§ Task requirements:
Write out the data again exactly, skipping every picture.

§ Dataset content:

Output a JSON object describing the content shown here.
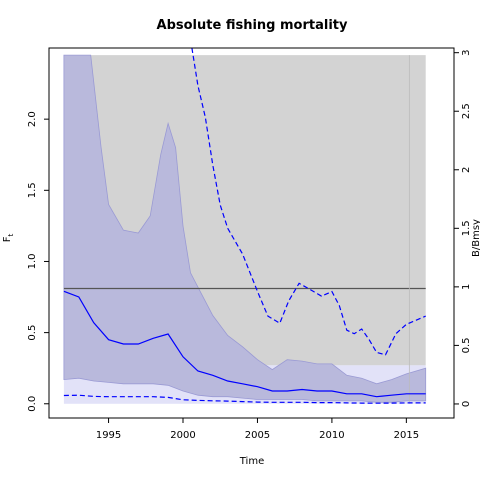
{
  "chart_data": {
    "type": "line",
    "title": "Absolute fishing mortality",
    "xlabel": "Time",
    "ylabel_left": "F",
    "ylabel_left_subscript": "t",
    "ylabel_right": "B/Bmsy",
    "xlim": [
      1991,
      2018.2
    ],
    "ylim_left": [
      -0.1,
      2.5
    ],
    "ylim_right": [
      -0.12,
      3.04
    ],
    "x_ticks": [
      1995,
      2000,
      2005,
      2010,
      2015
    ],
    "y_ticks_left": [
      0.0,
      0.5,
      1.0,
      1.5,
      2.0
    ],
    "y_ticks_left_labels": [
      "0.0",
      "0.5",
      "1.0",
      "1.5",
      "2.0"
    ],
    "y_ticks_right": [
      0,
      0.5,
      1,
      1.5,
      2,
      2.5,
      3
    ],
    "y_ticks_right_labels": [
      "0",
      "0.5",
      "1",
      "1.5",
      "2",
      "2.5",
      "3"
    ],
    "colors": {
      "grey_band": "#d3d3d3",
      "ci_band": "#b9b9dc",
      "ci_band_outline": "#9a9ad4",
      "light_band": "#e2e2f8",
      "line": "#0000ff",
      "fmsy_line": "#555555",
      "vline": "#bbbbbb"
    },
    "grey_band": {
      "x": [
        1992,
        2016.3
      ],
      "y": [
        0.27,
        2.45
      ]
    },
    "fmsy_level": 0.81,
    "last_obs_x": 2015.2,
    "series": [
      {
        "key": "F_estimate",
        "style": "solid",
        "x": [
          1992,
          1993,
          1994,
          1995,
          1996,
          1997,
          1998,
          1999,
          2000,
          2001,
          2002,
          2003,
          2004,
          2005,
          2006,
          2007,
          2008,
          2009,
          2010,
          2011,
          2012,
          2013,
          2014,
          2015,
          2016.3
        ],
        "y": [
          0.79,
          0.75,
          0.57,
          0.45,
          0.42,
          0.42,
          0.46,
          0.49,
          0.33,
          0.23,
          0.2,
          0.16,
          0.14,
          0.12,
          0.09,
          0.09,
          0.1,
          0.09,
          0.09,
          0.07,
          0.07,
          0.05,
          0.06,
          0.07,
          0.07
        ]
      },
      {
        "key": "F_upper",
        "style": "band",
        "x": [
          1992,
          1993,
          1993.8,
          1994.5,
          1995,
          1996,
          1997,
          1997.8,
          1998.5,
          1999,
          1999.5,
          2000,
          2000.5,
          2001,
          2002,
          2003,
          2004,
          2005,
          2006,
          2007,
          2008,
          2009,
          2010,
          2011,
          2012,
          2013,
          2014,
          2015,
          2016.3
        ],
        "y": [
          2.45,
          2.45,
          2.45,
          1.8,
          1.4,
          1.22,
          1.2,
          1.32,
          1.75,
          1.97,
          1.8,
          1.25,
          0.92,
          0.82,
          0.62,
          0.48,
          0.4,
          0.31,
          0.24,
          0.31,
          0.3,
          0.28,
          0.28,
          0.2,
          0.18,
          0.14,
          0.17,
          0.21,
          0.25
        ]
      },
      {
        "key": "F_lower",
        "style": "band",
        "x": [
          1992,
          1993,
          1994,
          1995,
          1996,
          1997,
          1998,
          1999,
          2000,
          2001,
          2002,
          2003,
          2004,
          2005,
          2006,
          2007,
          2008,
          2009,
          2010,
          2011,
          2012,
          2013,
          2014,
          2015,
          2016.3
        ],
        "y": [
          0.17,
          0.18,
          0.16,
          0.15,
          0.14,
          0.14,
          0.14,
          0.13,
          0.09,
          0.06,
          0.05,
          0.05,
          0.04,
          0.03,
          0.03,
          0.03,
          0.03,
          0.02,
          0.02,
          0.02,
          0.02,
          0.01,
          0.01,
          0.02,
          0.02
        ]
      },
      {
        "key": "F_over_Fmsy",
        "style": "dashed",
        "x": [
          2000.6,
          2001,
          2001.5,
          2002,
          2002.5,
          2003,
          2004,
          2005,
          2005.7,
          2006.5,
          2007.1,
          2007.8,
          2008.5,
          2009.3,
          2010,
          2010.5,
          2011,
          2011.5,
          2012,
          2012.5,
          2013,
          2013.6,
          2014.3,
          2015,
          2016.3
        ],
        "y": [
          3.04,
          2.72,
          2.45,
          2.04,
          1.7,
          1.5,
          1.28,
          0.96,
          0.75,
          0.69,
          0.88,
          1.03,
          0.98,
          0.92,
          0.96,
          0.84,
          0.63,
          0.6,
          0.64,
          0.55,
          0.44,
          0.42,
          0.6,
          0.68,
          0.75
        ]
      },
      {
        "key": "B_over_Bmsy",
        "style": "dashed",
        "x": [
          1992,
          1993,
          1994,
          1995,
          1996,
          1997,
          1998,
          1999,
          2000,
          2001,
          2002,
          2003,
          2004,
          2005,
          2006,
          2007,
          2008,
          2009,
          2010,
          2011,
          2012,
          2013,
          2014,
          2015,
          2016.3
        ],
        "y": [
          0.058,
          0.06,
          0.052,
          0.05,
          0.05,
          0.05,
          0.05,
          0.045,
          0.028,
          0.024,
          0.021,
          0.019,
          0.015,
          0.012,
          0.01,
          0.01,
          0.01,
          0.008,
          0.008,
          0.006,
          0.005,
          0.004,
          0.005,
          0.006,
          0.006
        ]
      }
    ]
  }
}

§ Finished answer:
Output a JSON object describing the content shown here.
{
  "chart_data": {
    "type": "line",
    "title": "Absolute fishing mortality",
    "xlabel": "Time",
    "ylabel_left": "F",
    "ylabel_left_subscript": "t",
    "ylabel_right": "B/Bmsy",
    "xlim": [
      1991,
      2018.2
    ],
    "ylim_left": [
      -0.1,
      2.5
    ],
    "ylim_right": [
      -0.12,
      3.04
    ],
    "x_ticks": [
      1995,
      2000,
      2005,
      2010,
      2015
    ],
    "y_ticks_left": [
      0.0,
      0.5,
      1.0,
      1.5,
      2.0
    ],
    "y_ticks_left_labels": [
      "0.0",
      "0.5",
      "1.0",
      "1.5",
      "2.0"
    ],
    "y_ticks_right": [
      0,
      0.5,
      1,
      1.5,
      2,
      2.5,
      3
    ],
    "y_ticks_right_labels": [
      "0",
      "0.5",
      "1",
      "1.5",
      "2",
      "2.5",
      "3"
    ],
    "colors": {
      "grey_band": "#d3d3d3",
      "ci_band": "#b9b9dc",
      "ci_band_outline": "#9a9ad4",
      "light_band": "#e2e2f8",
      "line": "#0000ff",
      "fmsy_line": "#555555",
      "vline": "#bbbbbb"
    },
    "grey_band": {
      "x": [
        1992,
        2016.3
      ],
      "y": [
        0.27,
        2.45
      ]
    },
    "fmsy_level": 0.81,
    "last_obs_x": 2015.2,
    "series": [
      {
        "key": "F_estimate",
        "style": "solid",
        "x": [
          1992,
          1993,
          1994,
          1995,
          1996,
          1997,
          1998,
          1999,
          2000,
          2001,
          2002,
          2003,
          2004,
          2005,
          2006,
          2007,
          2008,
          2009,
          2010,
          2011,
          2012,
          2013,
          2014,
          2015,
          2016.3
        ],
        "y": [
          0.79,
          0.75,
          0.57,
          0.45,
          0.42,
          0.42,
          0.46,
          0.49,
          0.33,
          0.23,
          0.2,
          0.16,
          0.14,
          0.12,
          0.09,
          0.09,
          0.1,
          0.09,
          0.09,
          0.07,
          0.07,
          0.05,
          0.06,
          0.07,
          0.07
        ]
      },
      {
        "key": "F_upper",
        "style": "band",
        "x": [
          1992,
          1993,
          1993.8,
          1994.5,
          1995,
          1996,
          1997,
          1997.8,
          1998.5,
          1999,
          1999.5,
          2000,
          2000.5,
          2001,
          2002,
          2003,
          2004,
          2005,
          2006,
          2007,
          2008,
          2009,
          2010,
          2011,
          2012,
          2013,
          2014,
          2015,
          2016.3
        ],
        "y": [
          2.45,
          2.45,
          2.45,
          1.8,
          1.4,
          1.22,
          1.2,
          1.32,
          1.75,
          1.97,
          1.8,
          1.25,
          0.92,
          0.82,
          0.62,
          0.48,
          0.4,
          0.31,
          0.24,
          0.31,
          0.3,
          0.28,
          0.28,
          0.2,
          0.18,
          0.14,
          0.17,
          0.21,
          0.25
        ]
      },
      {
        "key": "F_lower",
        "style": "band",
        "x": [
          1992,
          1993,
          1994,
          1995,
          1996,
          1997,
          1998,
          1999,
          2000,
          2001,
          2002,
          2003,
          2004,
          2005,
          2006,
          2007,
          2008,
          2009,
          2010,
          2011,
          2012,
          2013,
          2014,
          2015,
          2016.3
        ],
        "y": [
          0.17,
          0.18,
          0.16,
          0.15,
          0.14,
          0.14,
          0.14,
          0.13,
          0.09,
          0.06,
          0.05,
          0.05,
          0.04,
          0.03,
          0.03,
          0.03,
          0.03,
          0.02,
          0.02,
          0.02,
          0.02,
          0.01,
          0.01,
          0.02,
          0.02
        ]
      },
      {
        "key": "F_over_Fmsy",
        "style": "dashed",
        "x": [
          2000.6,
          2001,
          2001.5,
          2002,
          2002.5,
          2003,
          2004,
          2005,
          2005.7,
          2006.5,
          2007.1,
          2007.8,
          2008.5,
          2009.3,
          2010,
          2010.5,
          2011,
          2011.5,
          2012,
          2012.5,
          2013,
          2013.6,
          2014.3,
          2015,
          2016.3
        ],
        "y": [
          3.04,
          2.72,
          2.45,
          2.04,
          1.7,
          1.5,
          1.28,
          0.96,
          0.75,
          0.69,
          0.88,
          1.03,
          0.98,
          0.92,
          0.96,
          0.84,
          0.63,
          0.6,
          0.64,
          0.55,
          0.44,
          0.42,
          0.6,
          0.68,
          0.75
        ]
      },
      {
        "key": "B_over_Bmsy",
        "style": "dashed",
        "x": [
          1992,
          1993,
          1994,
          1995,
          1996,
          1997,
          1998,
          1999,
          2000,
          2001,
          2002,
          2003,
          2004,
          2005,
          2006,
          2007,
          2008,
          2009,
          2010,
          2011,
          2012,
          2013,
          2014,
          2015,
          2016.3
        ],
        "y": [
          0.058,
          0.06,
          0.052,
          0.05,
          0.05,
          0.05,
          0.05,
          0.045,
          0.028,
          0.024,
          0.021,
          0.019,
          0.015,
          0.012,
          0.01,
          0.01,
          0.01,
          0.008,
          0.008,
          0.006,
          0.005,
          0.004,
          0.005,
          0.006,
          0.006
        ]
      }
    ]
  }
}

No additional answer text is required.